Saved data entries:
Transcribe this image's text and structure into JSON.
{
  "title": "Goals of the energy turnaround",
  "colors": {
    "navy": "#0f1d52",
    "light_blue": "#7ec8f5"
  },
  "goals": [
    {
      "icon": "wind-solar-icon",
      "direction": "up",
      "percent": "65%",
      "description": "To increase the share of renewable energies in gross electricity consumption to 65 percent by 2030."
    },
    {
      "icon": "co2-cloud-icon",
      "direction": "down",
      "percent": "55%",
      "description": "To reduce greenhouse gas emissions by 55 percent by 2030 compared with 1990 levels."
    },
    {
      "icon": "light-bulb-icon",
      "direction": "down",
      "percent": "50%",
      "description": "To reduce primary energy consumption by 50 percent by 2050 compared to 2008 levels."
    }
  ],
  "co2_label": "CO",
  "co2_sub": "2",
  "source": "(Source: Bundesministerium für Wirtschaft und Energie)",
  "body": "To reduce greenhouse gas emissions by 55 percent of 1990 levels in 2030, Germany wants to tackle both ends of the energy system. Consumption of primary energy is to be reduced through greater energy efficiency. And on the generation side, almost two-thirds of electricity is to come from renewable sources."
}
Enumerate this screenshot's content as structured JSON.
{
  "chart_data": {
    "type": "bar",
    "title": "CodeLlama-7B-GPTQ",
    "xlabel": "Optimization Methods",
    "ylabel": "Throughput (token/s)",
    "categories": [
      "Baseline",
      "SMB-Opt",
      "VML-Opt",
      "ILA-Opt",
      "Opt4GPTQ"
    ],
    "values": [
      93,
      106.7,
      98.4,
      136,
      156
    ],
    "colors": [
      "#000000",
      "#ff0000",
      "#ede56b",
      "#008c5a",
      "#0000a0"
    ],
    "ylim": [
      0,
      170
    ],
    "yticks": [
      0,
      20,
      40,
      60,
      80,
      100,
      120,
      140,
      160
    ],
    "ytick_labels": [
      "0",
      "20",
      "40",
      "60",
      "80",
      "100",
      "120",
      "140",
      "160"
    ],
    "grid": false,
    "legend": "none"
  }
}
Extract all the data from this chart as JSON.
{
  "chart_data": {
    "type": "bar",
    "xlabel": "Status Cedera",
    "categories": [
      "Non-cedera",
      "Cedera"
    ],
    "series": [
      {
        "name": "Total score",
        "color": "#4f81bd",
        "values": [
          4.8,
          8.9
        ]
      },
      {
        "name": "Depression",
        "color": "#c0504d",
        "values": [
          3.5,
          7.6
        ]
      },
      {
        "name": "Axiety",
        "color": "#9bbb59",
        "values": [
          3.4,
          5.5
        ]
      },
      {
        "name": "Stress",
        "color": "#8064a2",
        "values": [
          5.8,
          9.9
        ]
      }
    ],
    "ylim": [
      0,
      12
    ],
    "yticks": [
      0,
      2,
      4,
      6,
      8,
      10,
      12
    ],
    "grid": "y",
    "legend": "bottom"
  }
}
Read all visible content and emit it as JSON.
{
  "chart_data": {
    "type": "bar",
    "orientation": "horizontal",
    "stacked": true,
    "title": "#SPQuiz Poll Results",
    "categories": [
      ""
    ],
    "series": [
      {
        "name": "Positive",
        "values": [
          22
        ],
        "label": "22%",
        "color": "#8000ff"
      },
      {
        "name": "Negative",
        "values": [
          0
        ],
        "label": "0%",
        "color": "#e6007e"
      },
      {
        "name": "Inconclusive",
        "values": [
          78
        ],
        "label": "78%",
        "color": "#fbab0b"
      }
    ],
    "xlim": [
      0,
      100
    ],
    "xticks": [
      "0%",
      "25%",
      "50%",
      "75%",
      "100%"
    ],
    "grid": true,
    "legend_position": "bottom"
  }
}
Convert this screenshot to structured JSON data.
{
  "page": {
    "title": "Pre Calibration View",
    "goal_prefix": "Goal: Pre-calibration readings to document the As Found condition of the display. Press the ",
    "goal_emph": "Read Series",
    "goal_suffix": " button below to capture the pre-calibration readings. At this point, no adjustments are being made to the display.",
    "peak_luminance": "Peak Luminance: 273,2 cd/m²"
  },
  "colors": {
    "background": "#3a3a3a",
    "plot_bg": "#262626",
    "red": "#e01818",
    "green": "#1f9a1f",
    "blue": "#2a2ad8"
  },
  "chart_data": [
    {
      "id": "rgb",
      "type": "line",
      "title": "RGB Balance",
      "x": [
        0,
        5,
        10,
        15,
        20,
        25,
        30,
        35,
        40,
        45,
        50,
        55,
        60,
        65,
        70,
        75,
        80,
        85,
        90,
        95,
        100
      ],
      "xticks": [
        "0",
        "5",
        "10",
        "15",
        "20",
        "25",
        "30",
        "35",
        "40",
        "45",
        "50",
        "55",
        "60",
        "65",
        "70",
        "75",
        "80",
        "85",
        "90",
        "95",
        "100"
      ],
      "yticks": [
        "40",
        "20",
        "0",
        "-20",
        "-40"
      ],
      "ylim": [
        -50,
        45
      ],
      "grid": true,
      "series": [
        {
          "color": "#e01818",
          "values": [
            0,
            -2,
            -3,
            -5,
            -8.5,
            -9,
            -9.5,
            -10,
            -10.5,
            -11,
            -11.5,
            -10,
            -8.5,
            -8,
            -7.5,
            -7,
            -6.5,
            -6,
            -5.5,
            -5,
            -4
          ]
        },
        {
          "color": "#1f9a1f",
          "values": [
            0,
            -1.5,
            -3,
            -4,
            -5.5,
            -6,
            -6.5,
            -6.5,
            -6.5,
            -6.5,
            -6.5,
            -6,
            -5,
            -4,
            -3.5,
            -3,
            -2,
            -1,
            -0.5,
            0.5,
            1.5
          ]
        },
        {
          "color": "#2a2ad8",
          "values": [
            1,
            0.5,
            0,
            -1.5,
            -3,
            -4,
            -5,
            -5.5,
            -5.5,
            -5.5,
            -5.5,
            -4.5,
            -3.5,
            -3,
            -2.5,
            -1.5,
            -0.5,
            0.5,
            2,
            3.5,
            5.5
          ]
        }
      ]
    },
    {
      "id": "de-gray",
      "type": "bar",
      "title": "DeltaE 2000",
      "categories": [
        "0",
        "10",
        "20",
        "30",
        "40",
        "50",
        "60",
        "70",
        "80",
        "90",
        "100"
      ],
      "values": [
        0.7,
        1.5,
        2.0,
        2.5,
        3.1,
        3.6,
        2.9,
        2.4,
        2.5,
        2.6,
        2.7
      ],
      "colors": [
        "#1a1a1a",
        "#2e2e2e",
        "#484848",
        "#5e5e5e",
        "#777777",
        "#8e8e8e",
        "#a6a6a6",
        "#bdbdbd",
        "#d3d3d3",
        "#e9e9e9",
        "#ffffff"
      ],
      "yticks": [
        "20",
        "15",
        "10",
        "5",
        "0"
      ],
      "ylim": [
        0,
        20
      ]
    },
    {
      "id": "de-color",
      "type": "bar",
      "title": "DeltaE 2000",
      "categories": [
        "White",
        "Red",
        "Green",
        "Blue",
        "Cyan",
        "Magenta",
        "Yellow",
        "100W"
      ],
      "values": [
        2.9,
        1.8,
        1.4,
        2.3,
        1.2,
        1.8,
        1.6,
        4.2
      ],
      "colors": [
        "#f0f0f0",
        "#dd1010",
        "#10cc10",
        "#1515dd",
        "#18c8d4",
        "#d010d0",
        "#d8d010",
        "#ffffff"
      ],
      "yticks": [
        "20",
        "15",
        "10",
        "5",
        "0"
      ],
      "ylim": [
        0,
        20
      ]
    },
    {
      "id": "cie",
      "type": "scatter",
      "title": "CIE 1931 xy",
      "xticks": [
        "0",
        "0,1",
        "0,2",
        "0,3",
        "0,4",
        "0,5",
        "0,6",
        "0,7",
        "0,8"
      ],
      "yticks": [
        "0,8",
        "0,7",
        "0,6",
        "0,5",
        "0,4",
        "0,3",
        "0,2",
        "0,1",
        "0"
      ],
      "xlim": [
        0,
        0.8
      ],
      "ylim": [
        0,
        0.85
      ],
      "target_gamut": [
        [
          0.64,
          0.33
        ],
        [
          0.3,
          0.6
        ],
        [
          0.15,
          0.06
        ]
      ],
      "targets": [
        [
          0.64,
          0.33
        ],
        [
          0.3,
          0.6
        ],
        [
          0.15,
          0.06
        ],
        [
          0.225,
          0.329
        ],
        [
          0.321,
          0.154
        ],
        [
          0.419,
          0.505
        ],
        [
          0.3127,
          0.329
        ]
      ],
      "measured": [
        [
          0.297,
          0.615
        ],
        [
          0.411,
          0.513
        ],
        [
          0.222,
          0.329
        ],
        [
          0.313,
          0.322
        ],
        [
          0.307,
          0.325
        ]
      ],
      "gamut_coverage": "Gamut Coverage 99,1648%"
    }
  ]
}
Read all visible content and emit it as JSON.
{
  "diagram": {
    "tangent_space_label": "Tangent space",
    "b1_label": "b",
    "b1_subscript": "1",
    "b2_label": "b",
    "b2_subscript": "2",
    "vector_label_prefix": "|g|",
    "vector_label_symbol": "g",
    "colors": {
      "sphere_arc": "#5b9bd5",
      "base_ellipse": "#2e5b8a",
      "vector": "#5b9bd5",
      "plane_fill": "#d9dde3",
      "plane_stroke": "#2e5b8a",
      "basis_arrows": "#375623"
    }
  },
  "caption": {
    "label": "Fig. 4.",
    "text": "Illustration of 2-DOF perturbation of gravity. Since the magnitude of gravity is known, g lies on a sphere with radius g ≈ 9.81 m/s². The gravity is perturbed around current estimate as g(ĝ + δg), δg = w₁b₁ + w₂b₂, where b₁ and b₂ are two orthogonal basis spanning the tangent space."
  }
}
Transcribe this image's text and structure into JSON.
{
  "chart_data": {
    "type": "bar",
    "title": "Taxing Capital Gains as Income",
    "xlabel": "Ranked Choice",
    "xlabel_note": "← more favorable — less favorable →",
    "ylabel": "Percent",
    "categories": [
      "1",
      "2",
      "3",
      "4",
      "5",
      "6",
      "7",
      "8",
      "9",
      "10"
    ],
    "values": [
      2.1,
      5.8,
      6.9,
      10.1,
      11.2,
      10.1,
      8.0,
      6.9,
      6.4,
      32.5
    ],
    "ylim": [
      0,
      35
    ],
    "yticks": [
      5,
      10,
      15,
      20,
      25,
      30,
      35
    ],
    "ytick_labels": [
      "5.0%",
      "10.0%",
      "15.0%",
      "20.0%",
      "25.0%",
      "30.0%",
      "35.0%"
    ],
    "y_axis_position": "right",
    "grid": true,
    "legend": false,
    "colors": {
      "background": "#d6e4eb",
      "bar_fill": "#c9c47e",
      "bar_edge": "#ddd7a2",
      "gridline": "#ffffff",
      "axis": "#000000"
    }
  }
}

[What you will do]
Extract, from the material above, each line holding the word "name".

[Expected output]
        "name": "Total score",
        "name": "Depression",
        "name": "Axiety",
        "name": "Stress",
        "name": "Positive",
        "name": "Negative",
        "name": "Inconclusive",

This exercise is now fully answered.